Dataset items:
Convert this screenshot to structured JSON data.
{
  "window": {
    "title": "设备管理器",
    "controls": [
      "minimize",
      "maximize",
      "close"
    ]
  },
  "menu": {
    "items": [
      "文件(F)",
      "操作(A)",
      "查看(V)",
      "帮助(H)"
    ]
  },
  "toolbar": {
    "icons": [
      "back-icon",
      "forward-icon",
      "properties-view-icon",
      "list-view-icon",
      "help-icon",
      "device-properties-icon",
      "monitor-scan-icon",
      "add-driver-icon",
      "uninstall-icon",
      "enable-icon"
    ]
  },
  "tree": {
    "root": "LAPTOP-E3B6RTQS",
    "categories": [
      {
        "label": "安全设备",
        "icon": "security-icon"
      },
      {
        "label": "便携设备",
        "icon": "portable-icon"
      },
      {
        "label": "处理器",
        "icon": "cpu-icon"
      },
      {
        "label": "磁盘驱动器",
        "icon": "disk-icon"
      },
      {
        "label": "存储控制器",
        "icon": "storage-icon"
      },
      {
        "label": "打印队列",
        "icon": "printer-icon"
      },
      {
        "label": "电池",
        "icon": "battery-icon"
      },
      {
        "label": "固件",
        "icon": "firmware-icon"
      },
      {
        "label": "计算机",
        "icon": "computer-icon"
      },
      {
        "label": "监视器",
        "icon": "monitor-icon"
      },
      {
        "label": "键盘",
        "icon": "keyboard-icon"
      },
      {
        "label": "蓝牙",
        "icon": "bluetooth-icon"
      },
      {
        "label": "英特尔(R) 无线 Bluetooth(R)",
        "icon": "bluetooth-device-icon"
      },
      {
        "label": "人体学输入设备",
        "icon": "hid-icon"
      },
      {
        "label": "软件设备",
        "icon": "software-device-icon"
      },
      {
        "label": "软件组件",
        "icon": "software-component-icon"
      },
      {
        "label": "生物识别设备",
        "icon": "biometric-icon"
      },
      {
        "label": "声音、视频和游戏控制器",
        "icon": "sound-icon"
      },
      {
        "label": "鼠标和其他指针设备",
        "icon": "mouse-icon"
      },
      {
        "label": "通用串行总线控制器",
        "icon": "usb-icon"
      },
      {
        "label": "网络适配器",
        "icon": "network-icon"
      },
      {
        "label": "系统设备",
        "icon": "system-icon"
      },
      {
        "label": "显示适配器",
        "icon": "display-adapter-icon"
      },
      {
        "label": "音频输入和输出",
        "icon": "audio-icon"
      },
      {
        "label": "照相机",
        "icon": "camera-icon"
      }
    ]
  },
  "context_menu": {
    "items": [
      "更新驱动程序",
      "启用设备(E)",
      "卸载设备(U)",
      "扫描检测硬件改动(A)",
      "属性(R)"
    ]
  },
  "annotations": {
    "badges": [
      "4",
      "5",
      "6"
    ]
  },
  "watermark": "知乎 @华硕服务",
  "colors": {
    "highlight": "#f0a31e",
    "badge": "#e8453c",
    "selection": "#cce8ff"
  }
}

▶ **Given instruction**:
Filter out every line that lacks the word "view", and copy the rest.

▶ **Exercise solution**:
      "properties-view-icon",
      "list-view-icon",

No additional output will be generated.